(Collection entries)
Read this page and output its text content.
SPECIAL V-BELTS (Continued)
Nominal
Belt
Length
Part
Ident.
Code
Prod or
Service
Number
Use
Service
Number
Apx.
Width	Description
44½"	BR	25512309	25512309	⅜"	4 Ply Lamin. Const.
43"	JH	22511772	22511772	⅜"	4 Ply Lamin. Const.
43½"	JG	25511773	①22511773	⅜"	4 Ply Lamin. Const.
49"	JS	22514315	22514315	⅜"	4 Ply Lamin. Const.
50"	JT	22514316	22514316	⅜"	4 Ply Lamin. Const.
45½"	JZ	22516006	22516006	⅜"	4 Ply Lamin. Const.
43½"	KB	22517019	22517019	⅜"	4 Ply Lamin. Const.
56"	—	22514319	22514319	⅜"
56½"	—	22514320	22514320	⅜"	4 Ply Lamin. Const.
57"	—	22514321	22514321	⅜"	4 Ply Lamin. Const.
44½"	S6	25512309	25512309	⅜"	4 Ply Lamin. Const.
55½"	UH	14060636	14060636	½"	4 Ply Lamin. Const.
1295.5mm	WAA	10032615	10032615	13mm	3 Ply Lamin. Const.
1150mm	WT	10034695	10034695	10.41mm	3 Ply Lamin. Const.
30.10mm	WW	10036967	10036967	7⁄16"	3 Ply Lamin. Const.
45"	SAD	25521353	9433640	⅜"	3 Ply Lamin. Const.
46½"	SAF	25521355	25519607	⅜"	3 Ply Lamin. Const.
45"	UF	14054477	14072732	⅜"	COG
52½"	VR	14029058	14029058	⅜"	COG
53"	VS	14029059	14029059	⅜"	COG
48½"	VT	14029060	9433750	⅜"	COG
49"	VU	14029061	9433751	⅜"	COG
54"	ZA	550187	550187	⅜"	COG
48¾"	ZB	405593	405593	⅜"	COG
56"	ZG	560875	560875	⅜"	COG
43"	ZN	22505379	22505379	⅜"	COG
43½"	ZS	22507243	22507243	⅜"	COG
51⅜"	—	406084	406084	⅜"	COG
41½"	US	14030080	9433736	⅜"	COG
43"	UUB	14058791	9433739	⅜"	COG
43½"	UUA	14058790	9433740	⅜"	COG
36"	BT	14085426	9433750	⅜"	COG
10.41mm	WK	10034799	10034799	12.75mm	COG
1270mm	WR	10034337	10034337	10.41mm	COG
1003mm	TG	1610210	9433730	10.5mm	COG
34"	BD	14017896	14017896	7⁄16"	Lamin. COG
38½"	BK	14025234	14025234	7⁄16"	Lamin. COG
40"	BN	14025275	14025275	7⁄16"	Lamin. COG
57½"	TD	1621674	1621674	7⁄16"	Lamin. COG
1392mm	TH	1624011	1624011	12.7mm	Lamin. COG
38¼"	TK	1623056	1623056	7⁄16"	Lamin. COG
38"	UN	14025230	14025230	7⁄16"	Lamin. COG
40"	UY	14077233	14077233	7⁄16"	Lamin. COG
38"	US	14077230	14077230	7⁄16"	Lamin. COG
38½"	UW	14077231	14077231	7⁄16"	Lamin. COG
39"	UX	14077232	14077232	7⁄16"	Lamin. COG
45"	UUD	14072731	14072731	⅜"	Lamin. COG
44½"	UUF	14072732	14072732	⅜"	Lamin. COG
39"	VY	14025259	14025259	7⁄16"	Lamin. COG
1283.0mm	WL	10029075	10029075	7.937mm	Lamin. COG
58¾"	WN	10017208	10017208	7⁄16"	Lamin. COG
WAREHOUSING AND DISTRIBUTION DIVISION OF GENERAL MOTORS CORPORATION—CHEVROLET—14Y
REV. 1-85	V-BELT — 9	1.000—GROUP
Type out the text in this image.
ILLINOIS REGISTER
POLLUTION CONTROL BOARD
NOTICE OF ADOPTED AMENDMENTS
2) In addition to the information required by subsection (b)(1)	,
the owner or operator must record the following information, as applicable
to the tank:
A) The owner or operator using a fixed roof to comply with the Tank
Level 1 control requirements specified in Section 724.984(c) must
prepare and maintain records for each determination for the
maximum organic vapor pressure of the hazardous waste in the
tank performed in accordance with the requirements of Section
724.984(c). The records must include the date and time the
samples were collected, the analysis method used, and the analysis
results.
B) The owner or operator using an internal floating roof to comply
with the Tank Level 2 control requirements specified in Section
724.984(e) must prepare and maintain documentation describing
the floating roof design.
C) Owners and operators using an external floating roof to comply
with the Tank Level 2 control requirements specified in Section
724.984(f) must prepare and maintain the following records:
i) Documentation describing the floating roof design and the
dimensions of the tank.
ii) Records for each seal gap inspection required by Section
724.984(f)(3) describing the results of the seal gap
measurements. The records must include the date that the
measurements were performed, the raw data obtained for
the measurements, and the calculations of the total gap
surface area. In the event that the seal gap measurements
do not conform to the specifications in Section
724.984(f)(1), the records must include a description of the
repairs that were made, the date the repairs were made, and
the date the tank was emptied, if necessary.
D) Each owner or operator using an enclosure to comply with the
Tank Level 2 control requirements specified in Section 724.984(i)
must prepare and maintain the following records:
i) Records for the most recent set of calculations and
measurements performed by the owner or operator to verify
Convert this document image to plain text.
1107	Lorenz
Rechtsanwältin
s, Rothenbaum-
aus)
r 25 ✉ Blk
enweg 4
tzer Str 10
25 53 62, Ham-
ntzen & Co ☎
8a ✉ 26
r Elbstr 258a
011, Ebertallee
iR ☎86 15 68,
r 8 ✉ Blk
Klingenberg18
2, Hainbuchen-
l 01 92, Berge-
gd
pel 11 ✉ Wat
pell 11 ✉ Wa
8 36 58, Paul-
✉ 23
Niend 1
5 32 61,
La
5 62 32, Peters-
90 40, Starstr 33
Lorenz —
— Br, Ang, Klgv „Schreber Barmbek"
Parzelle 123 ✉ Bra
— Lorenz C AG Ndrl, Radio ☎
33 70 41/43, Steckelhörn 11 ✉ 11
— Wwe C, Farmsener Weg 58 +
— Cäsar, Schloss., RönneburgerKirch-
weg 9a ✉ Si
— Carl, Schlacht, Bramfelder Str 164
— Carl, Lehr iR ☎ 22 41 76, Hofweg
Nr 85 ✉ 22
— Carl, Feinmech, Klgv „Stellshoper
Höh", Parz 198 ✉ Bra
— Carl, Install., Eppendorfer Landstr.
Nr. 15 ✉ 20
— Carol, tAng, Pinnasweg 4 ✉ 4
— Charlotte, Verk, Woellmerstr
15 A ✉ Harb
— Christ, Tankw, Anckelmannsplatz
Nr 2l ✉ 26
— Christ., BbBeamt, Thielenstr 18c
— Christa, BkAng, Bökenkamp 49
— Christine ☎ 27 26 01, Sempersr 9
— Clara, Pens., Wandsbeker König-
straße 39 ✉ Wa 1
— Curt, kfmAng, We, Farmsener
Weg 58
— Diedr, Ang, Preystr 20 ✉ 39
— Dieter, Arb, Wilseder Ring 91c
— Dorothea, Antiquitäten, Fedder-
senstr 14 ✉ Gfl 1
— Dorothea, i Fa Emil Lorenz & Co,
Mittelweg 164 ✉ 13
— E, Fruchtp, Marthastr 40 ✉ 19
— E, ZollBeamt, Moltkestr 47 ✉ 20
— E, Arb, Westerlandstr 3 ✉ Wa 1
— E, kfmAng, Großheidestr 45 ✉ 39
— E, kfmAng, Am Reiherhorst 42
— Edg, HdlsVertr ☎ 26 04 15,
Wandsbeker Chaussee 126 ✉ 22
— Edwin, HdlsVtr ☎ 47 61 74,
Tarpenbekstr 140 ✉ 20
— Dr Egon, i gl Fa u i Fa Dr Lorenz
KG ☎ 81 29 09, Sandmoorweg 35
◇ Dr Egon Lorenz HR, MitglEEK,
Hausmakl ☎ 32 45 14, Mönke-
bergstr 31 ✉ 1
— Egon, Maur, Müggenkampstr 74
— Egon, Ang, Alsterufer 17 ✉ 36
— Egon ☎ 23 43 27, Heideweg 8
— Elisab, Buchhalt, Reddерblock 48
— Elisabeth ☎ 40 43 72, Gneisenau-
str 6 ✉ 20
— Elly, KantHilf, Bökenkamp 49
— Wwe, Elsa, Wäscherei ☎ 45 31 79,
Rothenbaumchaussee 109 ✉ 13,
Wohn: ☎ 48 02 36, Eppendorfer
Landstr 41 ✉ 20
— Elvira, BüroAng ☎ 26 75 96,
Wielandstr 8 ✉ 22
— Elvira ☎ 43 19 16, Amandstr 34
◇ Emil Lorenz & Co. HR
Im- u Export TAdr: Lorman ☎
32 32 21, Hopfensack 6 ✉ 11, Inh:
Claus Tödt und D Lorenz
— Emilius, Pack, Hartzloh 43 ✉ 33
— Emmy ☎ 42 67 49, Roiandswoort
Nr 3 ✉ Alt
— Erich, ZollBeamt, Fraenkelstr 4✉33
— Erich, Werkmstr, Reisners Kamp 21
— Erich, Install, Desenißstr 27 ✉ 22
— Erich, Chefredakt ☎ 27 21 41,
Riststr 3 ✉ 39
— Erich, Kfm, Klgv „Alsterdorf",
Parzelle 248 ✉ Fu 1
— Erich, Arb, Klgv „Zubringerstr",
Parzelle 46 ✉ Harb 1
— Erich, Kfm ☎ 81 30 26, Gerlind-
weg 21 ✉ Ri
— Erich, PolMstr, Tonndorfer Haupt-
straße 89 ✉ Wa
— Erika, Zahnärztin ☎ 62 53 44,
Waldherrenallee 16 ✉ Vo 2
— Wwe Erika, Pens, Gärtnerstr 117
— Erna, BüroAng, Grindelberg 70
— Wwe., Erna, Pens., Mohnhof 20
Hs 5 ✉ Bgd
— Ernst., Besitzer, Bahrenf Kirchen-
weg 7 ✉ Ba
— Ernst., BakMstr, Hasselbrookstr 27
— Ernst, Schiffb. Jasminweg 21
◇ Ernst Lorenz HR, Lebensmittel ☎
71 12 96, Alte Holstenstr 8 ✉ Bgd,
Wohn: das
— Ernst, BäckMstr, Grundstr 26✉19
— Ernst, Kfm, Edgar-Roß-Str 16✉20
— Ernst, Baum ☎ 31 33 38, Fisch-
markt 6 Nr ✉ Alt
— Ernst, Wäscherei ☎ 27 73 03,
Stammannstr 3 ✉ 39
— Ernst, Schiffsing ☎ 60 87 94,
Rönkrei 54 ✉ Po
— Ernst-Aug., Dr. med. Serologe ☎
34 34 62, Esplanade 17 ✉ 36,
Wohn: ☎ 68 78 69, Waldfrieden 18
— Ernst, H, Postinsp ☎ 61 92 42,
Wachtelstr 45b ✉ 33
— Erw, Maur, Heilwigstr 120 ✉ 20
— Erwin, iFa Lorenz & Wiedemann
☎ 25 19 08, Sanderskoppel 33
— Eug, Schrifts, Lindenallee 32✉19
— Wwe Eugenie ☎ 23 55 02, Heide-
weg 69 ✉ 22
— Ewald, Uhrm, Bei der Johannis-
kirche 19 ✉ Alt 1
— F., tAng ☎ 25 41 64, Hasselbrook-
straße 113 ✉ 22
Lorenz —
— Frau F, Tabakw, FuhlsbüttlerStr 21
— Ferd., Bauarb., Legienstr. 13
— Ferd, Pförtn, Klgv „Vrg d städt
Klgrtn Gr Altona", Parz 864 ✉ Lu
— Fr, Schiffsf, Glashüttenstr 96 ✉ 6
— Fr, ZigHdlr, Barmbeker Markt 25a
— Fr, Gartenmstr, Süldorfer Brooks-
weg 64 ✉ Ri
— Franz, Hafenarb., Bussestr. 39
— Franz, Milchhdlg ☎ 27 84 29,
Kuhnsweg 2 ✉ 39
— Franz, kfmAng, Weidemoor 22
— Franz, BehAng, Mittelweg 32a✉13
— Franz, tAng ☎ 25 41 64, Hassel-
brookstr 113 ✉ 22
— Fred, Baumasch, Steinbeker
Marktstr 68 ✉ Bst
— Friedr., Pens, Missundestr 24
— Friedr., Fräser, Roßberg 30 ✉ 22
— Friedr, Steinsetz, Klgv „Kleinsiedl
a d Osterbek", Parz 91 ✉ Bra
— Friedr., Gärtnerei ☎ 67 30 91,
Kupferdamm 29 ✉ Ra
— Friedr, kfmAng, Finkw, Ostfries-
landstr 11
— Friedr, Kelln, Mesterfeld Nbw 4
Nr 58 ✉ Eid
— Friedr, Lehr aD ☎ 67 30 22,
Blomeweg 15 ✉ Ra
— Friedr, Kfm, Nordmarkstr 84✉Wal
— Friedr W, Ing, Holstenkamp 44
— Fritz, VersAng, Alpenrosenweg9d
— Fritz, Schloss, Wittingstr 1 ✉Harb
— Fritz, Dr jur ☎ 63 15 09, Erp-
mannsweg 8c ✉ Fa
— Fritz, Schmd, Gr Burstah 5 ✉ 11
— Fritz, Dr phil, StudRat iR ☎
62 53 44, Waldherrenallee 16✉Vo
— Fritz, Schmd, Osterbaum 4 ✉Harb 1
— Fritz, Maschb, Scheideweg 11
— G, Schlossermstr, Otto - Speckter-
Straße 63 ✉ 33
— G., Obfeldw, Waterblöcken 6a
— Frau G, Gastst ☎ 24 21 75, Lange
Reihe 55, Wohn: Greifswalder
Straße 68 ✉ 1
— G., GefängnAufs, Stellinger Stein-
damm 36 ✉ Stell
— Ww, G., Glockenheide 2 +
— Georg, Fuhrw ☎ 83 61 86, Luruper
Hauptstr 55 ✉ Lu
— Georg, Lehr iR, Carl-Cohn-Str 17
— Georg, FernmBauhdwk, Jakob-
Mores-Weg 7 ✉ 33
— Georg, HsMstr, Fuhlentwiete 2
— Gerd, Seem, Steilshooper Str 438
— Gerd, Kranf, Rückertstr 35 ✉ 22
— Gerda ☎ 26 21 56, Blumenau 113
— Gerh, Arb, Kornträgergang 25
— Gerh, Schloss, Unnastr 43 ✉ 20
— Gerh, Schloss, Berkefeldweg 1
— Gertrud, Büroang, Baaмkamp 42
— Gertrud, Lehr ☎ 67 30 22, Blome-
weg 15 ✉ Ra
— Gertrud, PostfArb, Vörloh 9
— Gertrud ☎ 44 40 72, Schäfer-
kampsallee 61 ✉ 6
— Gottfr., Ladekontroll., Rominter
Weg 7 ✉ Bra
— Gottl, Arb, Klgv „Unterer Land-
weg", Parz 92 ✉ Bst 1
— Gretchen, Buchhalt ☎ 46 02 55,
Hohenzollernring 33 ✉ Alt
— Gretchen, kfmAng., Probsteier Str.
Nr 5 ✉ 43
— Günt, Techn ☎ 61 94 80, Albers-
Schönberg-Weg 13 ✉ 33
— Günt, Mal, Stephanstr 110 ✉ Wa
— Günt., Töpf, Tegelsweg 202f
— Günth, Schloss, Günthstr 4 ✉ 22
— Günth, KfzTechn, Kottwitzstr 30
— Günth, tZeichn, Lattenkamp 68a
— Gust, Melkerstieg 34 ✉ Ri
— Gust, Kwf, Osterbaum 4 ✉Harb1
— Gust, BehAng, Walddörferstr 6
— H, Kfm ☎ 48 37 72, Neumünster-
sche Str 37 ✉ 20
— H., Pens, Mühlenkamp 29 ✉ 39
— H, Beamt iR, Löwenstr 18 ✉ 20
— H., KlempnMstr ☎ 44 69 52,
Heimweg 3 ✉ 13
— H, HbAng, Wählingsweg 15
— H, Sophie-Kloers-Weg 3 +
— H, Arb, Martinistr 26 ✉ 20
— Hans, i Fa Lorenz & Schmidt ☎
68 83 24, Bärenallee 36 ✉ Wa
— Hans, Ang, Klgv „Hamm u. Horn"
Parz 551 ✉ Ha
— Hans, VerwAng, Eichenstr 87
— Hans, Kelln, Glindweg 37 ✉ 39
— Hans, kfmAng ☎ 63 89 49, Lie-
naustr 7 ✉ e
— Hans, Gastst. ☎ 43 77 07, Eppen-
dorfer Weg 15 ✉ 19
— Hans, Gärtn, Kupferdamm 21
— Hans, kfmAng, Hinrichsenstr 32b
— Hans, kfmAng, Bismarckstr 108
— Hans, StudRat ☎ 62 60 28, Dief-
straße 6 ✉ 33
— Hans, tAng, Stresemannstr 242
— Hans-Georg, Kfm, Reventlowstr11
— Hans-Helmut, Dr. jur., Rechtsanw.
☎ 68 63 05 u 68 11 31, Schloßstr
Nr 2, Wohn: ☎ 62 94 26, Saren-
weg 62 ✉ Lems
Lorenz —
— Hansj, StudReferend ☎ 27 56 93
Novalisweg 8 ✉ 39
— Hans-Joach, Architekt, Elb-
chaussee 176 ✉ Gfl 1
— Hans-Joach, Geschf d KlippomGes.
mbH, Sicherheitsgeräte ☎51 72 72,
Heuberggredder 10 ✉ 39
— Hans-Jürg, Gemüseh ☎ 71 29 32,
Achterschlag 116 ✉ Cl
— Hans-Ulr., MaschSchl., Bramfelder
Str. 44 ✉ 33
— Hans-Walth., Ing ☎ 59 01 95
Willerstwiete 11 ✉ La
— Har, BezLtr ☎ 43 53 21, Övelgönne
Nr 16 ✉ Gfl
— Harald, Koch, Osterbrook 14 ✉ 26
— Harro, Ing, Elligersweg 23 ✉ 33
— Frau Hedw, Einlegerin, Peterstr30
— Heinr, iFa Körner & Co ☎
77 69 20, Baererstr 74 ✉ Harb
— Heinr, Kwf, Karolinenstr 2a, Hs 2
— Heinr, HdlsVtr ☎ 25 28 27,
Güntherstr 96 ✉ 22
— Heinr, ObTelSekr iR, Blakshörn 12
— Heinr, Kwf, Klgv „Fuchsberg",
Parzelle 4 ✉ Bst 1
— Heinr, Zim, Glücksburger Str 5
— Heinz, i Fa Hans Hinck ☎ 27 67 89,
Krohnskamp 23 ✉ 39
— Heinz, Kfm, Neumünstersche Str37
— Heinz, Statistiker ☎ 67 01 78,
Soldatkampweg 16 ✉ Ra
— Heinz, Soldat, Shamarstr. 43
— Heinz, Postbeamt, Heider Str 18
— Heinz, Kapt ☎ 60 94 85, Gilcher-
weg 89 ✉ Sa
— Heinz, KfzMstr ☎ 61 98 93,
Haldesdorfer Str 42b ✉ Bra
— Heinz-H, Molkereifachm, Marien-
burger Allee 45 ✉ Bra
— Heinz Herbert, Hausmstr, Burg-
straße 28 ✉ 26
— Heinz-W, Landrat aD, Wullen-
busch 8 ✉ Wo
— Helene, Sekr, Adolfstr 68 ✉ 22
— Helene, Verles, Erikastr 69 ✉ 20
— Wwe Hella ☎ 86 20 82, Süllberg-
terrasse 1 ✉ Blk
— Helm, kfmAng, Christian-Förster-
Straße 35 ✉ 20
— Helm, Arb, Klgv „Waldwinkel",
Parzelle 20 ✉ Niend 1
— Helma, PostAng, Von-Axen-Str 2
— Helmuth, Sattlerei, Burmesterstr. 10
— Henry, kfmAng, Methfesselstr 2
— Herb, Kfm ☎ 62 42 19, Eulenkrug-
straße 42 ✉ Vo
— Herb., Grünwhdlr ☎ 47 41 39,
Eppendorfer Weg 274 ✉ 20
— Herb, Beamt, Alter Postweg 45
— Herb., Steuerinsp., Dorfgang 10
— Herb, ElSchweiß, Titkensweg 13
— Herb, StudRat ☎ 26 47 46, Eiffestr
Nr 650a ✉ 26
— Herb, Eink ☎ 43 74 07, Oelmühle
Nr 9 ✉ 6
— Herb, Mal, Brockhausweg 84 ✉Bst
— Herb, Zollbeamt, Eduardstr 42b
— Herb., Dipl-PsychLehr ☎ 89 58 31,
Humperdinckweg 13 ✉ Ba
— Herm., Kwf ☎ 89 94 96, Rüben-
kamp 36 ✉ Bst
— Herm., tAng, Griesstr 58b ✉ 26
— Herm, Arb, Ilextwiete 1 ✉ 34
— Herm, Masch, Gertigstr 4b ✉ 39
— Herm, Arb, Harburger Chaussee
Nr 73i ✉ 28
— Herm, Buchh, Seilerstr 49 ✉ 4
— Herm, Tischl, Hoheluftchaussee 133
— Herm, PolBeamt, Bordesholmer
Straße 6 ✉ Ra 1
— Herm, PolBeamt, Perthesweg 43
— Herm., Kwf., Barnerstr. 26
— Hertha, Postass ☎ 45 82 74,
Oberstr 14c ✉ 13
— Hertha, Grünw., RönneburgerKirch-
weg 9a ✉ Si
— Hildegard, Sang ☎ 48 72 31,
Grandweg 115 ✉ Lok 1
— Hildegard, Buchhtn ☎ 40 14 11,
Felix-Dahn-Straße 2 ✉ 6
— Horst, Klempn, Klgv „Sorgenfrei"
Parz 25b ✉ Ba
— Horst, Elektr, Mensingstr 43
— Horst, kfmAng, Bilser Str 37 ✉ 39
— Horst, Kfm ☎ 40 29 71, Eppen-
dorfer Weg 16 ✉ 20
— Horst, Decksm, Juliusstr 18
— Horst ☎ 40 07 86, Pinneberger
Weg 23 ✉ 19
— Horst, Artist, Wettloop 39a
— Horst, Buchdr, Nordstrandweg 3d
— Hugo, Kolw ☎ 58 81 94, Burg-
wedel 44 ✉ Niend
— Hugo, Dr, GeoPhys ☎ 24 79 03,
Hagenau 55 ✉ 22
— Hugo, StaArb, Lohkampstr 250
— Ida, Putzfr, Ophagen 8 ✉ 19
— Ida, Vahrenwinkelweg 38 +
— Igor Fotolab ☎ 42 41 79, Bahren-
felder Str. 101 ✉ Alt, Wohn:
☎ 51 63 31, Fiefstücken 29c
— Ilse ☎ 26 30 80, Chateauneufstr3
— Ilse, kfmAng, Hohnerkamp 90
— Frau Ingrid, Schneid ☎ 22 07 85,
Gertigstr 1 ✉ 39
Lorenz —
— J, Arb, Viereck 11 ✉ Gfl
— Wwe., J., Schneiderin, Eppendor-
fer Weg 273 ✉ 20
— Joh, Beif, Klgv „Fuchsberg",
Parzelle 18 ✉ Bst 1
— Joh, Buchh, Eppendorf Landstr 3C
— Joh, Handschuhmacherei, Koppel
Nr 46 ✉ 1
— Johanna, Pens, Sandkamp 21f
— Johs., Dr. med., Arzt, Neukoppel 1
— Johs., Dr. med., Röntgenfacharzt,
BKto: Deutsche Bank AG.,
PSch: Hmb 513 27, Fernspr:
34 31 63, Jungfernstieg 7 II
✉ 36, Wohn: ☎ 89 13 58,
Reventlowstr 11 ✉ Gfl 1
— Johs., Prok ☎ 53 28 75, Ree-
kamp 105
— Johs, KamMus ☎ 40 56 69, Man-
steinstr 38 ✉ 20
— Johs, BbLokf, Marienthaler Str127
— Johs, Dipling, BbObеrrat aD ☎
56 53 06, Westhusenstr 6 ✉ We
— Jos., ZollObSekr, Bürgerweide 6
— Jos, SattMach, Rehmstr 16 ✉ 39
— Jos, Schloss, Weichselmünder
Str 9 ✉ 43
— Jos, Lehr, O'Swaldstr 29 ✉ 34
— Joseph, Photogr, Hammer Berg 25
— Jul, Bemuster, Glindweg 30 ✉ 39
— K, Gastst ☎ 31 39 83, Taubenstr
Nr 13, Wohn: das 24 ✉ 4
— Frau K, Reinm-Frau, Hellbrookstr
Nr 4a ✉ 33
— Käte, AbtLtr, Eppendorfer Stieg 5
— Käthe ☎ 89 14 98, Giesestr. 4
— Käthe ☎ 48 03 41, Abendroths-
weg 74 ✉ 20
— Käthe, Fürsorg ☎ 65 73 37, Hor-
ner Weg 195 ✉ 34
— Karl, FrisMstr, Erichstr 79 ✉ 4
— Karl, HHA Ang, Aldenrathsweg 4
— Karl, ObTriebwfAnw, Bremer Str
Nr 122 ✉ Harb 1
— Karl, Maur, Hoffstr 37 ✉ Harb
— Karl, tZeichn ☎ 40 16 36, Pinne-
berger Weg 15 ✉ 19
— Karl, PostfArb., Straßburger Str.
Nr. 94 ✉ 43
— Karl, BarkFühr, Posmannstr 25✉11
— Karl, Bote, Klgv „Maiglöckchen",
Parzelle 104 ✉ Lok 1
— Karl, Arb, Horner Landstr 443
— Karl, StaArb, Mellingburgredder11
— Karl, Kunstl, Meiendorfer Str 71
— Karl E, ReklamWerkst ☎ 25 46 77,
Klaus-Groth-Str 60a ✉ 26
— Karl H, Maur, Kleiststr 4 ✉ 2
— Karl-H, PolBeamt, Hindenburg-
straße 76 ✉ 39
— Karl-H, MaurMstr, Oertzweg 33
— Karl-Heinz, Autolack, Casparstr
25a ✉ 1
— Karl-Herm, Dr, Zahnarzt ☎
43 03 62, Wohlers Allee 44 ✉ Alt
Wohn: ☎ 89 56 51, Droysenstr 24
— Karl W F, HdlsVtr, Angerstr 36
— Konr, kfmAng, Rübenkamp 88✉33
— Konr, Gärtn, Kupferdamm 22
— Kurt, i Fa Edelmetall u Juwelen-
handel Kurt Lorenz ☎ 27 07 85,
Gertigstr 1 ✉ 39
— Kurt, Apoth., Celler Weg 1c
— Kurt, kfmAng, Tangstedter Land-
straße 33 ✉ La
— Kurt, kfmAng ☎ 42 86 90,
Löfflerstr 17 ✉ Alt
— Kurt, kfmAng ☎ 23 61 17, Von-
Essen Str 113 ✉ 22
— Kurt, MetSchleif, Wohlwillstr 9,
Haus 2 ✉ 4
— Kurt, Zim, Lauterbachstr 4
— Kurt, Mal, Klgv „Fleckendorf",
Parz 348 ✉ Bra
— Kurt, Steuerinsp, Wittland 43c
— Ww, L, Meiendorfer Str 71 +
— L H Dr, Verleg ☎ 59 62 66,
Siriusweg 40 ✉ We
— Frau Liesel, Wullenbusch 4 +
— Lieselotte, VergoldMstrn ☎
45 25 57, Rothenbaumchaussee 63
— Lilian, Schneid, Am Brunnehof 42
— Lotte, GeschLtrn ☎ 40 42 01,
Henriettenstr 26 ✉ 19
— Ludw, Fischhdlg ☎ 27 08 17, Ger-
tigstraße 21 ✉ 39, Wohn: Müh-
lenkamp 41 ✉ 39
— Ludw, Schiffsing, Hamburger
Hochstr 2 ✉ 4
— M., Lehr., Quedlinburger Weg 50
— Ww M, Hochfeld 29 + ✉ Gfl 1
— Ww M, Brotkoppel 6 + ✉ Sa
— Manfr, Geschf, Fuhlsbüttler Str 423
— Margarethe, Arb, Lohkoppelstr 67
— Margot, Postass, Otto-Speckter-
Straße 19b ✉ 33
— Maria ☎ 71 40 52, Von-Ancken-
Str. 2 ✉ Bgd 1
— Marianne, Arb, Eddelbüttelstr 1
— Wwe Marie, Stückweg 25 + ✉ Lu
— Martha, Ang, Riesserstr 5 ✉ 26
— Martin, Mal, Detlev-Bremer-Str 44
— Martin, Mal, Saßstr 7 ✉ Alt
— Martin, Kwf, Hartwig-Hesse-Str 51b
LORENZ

Short problem ::
Find the word "Helene" and list each line it appears in.

Worked solution ::
— Helene, Sekr, Adolfstr 68 ✉ 22
— Helene, Verles, Erikastr 69 ✉ 20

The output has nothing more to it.